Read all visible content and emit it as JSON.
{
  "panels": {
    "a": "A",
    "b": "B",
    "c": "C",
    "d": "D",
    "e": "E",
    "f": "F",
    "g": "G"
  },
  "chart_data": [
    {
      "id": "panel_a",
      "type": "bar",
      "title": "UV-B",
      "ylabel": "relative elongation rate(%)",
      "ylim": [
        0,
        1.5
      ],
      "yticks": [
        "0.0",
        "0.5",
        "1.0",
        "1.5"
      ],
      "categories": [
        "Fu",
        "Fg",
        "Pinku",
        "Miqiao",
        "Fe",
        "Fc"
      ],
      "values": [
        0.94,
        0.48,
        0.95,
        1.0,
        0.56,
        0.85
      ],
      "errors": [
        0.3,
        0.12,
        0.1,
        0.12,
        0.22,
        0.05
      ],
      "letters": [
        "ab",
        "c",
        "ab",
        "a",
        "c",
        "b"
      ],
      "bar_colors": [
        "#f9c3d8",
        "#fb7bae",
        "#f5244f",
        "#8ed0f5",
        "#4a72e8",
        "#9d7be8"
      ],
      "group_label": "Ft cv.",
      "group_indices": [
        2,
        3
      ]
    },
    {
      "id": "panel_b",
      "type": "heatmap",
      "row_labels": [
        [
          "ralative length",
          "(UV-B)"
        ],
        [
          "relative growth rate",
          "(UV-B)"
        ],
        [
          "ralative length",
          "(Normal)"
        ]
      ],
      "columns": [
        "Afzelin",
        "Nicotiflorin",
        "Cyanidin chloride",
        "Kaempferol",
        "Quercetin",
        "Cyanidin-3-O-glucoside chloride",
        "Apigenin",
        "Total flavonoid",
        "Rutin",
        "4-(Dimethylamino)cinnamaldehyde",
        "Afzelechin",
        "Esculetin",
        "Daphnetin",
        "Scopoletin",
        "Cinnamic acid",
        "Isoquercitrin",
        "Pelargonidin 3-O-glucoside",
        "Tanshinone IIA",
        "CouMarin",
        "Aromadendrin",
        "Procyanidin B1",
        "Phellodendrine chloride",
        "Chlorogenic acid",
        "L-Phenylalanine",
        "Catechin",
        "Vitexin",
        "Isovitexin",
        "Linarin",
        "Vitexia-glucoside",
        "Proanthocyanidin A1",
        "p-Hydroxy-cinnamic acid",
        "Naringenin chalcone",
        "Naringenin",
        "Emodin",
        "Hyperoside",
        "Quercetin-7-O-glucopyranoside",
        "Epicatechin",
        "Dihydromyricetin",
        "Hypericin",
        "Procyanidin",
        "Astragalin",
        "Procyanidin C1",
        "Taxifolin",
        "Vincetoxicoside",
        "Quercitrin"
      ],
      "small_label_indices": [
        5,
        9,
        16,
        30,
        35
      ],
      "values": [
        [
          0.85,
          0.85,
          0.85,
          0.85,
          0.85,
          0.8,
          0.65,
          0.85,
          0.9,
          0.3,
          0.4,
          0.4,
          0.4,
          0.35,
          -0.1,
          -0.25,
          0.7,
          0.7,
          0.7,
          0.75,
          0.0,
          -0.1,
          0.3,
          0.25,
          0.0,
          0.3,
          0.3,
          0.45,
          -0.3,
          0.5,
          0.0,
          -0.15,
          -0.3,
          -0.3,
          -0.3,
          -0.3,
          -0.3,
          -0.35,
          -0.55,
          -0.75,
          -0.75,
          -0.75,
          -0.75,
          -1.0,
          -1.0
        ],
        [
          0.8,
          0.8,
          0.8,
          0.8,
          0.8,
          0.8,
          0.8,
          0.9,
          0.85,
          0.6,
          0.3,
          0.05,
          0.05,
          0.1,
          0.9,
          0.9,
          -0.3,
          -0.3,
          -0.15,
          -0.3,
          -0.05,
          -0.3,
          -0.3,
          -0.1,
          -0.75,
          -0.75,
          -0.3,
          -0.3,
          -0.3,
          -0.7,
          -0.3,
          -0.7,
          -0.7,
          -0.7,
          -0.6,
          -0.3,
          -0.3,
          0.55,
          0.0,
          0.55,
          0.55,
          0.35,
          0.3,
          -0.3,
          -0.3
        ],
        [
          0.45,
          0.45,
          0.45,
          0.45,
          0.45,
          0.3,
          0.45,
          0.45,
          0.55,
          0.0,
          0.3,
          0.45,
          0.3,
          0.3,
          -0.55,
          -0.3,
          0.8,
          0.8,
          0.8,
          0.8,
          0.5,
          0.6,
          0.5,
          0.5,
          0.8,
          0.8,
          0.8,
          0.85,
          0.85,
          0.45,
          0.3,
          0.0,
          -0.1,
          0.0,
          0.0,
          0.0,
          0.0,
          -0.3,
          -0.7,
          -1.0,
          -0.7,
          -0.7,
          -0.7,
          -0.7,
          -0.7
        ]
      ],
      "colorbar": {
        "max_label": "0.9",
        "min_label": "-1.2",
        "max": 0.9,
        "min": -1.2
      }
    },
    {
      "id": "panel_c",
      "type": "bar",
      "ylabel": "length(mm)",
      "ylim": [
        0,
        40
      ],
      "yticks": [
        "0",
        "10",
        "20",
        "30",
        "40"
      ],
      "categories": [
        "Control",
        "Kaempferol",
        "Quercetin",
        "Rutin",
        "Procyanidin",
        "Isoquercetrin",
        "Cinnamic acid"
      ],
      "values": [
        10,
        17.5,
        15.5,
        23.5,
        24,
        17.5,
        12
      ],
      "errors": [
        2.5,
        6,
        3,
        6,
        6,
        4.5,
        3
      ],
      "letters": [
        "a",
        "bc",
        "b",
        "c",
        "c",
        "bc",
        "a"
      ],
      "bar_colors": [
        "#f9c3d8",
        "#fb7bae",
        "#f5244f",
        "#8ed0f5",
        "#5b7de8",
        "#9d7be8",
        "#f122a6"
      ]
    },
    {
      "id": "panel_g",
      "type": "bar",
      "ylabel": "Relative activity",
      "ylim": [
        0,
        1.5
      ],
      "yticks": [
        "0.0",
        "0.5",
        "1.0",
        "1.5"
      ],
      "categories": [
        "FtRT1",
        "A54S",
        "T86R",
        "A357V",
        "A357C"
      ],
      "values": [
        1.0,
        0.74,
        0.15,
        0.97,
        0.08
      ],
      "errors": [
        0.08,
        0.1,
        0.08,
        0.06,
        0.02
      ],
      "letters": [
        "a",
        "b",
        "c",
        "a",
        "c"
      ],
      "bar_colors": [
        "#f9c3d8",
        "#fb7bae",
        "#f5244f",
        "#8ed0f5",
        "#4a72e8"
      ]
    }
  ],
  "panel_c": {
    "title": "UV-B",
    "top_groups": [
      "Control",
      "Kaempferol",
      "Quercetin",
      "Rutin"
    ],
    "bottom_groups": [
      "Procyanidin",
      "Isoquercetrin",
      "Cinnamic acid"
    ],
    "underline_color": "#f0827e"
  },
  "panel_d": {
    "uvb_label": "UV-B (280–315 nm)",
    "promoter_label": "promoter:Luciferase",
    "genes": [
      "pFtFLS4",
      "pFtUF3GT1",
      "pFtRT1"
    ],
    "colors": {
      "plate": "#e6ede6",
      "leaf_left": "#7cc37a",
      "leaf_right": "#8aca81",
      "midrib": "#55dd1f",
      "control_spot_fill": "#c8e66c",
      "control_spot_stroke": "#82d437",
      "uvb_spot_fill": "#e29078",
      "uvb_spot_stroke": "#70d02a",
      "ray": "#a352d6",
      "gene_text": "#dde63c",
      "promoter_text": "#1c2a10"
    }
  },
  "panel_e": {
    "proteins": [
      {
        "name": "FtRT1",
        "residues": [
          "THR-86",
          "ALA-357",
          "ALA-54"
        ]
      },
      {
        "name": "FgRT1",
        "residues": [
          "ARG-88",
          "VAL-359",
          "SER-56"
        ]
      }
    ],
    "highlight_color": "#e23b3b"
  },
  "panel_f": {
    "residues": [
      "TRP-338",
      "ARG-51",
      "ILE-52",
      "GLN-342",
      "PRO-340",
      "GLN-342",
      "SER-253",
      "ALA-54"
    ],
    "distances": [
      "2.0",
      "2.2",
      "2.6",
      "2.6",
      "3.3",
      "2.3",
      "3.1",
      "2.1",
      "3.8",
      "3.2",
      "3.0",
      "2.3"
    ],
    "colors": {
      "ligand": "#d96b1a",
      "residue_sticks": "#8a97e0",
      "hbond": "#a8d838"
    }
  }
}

────────────────────────────────────────

▶ _Your assignment_: Would you show all lines of the material above that contain the word "Procyanidin"?

▶ _Expected answer_:
        "Procyanidin B1",
        "Procyanidin",
        "Procyanidin C1",
        "Procyanidin",
      "Procyanidin",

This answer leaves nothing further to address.